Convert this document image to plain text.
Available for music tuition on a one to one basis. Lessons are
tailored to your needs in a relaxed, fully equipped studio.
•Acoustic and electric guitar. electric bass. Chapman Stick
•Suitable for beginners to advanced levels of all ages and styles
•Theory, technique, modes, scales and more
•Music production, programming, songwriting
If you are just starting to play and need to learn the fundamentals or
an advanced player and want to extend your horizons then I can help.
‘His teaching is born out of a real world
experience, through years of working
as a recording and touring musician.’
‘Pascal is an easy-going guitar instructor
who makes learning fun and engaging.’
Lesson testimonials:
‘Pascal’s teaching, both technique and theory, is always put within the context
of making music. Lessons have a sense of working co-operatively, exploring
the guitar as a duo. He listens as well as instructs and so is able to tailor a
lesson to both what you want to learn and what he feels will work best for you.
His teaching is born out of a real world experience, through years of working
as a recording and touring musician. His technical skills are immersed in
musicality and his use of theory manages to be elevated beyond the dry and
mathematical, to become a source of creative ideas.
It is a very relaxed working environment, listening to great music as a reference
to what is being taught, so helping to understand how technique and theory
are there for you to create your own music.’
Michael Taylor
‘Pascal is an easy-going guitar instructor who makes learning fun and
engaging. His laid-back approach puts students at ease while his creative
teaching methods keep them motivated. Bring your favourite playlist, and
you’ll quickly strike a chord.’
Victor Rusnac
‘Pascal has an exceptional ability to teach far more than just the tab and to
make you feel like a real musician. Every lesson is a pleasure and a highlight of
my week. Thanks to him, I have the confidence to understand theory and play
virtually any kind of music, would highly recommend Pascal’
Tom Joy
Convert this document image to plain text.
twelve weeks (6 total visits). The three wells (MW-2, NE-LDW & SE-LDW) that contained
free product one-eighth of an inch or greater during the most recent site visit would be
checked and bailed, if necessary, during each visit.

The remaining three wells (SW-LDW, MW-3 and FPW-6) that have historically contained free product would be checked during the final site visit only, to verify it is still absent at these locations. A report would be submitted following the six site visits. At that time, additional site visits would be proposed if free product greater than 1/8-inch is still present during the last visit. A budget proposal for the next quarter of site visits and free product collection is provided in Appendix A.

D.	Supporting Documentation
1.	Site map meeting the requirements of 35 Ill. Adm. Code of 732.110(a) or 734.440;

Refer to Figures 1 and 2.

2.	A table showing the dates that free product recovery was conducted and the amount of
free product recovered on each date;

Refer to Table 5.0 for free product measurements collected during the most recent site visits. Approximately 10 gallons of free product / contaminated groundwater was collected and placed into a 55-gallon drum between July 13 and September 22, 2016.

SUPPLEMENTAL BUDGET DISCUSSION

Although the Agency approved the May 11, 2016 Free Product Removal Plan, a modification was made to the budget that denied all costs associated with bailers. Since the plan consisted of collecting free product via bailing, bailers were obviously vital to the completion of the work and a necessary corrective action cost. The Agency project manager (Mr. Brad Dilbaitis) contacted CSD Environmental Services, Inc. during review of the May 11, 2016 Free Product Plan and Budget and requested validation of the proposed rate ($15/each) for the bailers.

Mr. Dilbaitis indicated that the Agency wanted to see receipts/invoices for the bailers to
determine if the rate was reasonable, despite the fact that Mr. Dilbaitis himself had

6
---*---
Aim of the exercise:
Repeat the listing exactly, from its first line to its last.

Answer to the task:
Convert this document image to plain text.
Available for music tuition on a one to one basis. Lessons are
tailored to your needs in a relaxed, fully equipped studio.
•Acoustic and electric guitar. electric bass. Chapman Stick
•Suitable for beginners to advanced levels of all ages and styles
•Theory, technique, modes, scales and more
•Music production, programming, songwriting
If you are just starting to play and need to learn the fundamentals or
an advanced player and want to extend your horizons then I can help.
‘His teaching is born out of a real world
experience, through years of working
as a recording and touring musician.’
‘Pascal is an easy-going guitar instructor
who makes learning fun and engaging.’
Lesson testimonials:
‘Pascal’s teaching, both technique and theory, is always put within the context
of making music. Lessons have a sense of working co-operatively, exploring
the guitar as a duo. He listens as well as instructs and so is able to tailor a
lesson to both what you want to learn and what he feels will work best for you.
His teaching is born out of a real world experience, through years of working
as a recording and touring musician. His technical skills are immersed in
musicality and his use of theory manages to be elevated beyond the dry and
mathematical, to become a source of creative ideas.
It is a very relaxed working environment, listening to great music as a reference
to what is being taught, so helping to understand how technique and theory
are there for you to create your own music.’
Michael Taylor
‘Pascal is an easy-going guitar instructor who makes learning fun and
engaging. His laid-back approach puts students at ease while his creative
teaching methods keep them motivated. Bring your favourite playlist, and
you’ll quickly strike a chord.’
Victor Rusnac
‘Pascal has an exceptional ability to teach far more than just the tab and to
make you feel like a real musician. Every lesson is a pleasure and a highlight of
my week. Thanks to him, I have the confidence to understand theory and play
virtually any kind of music, would highly recommend Pascal’
Tom Joy
Convert this document image to plain text.
twelve weeks (6 total visits). The three wells (MW-2, NE-LDW & SE-LDW) that contained
free product one-eighth of an inch or greater during the most recent site visit would be
checked and bailed, if necessary, during each visit.

The remaining three wells (SW-LDW, MW-3 and FPW-6) that have historically contained free product would be checked during the final site visit only, to verify it is still absent at these locations. A report would be submitted following the six site visits. At that time, additional site visits would be proposed if free product greater than 1/8-inch is still present during the last visit. A budget proposal for the next quarter of site visits and free product collection is provided in Appendix A.

D.	Supporting Documentation
1.	Site map meeting the requirements of 35 Ill. Adm. Code of 732.110(a) or 734.440;

Refer to Figures 1 and 2.

2.	A table showing the dates that free product recovery was conducted and the amount of
free product recovered on each date;

Refer to Table 5.0 for free product measurements collected during the most recent site visits. Approximately 10 gallons of free product / contaminated groundwater was collected and placed into a 55-gallon drum between July 13 and September 22, 2016.

SUPPLEMENTAL BUDGET DISCUSSION

Although the Agency approved the May 11, 2016 Free Product Removal Plan, a modification was made to the budget that denied all costs associated with bailers. Since the plan consisted of collecting free product via bailing, bailers were obviously vital to the completion of the work and a necessary corrective action cost. The Agency project manager (Mr. Brad Dilbaitis) contacted CSD Environmental Services, Inc. during review of the May 11, 2016 Free Product Plan and Budget and requested validation of the proposed rate ($15/each) for the bailers.

Mr. Dilbaitis indicated that the Agency wanted to see receipts/invoices for the bailers to
determine if the rate was reasonable, despite the fact that Mr. Dilbaitis himself had

6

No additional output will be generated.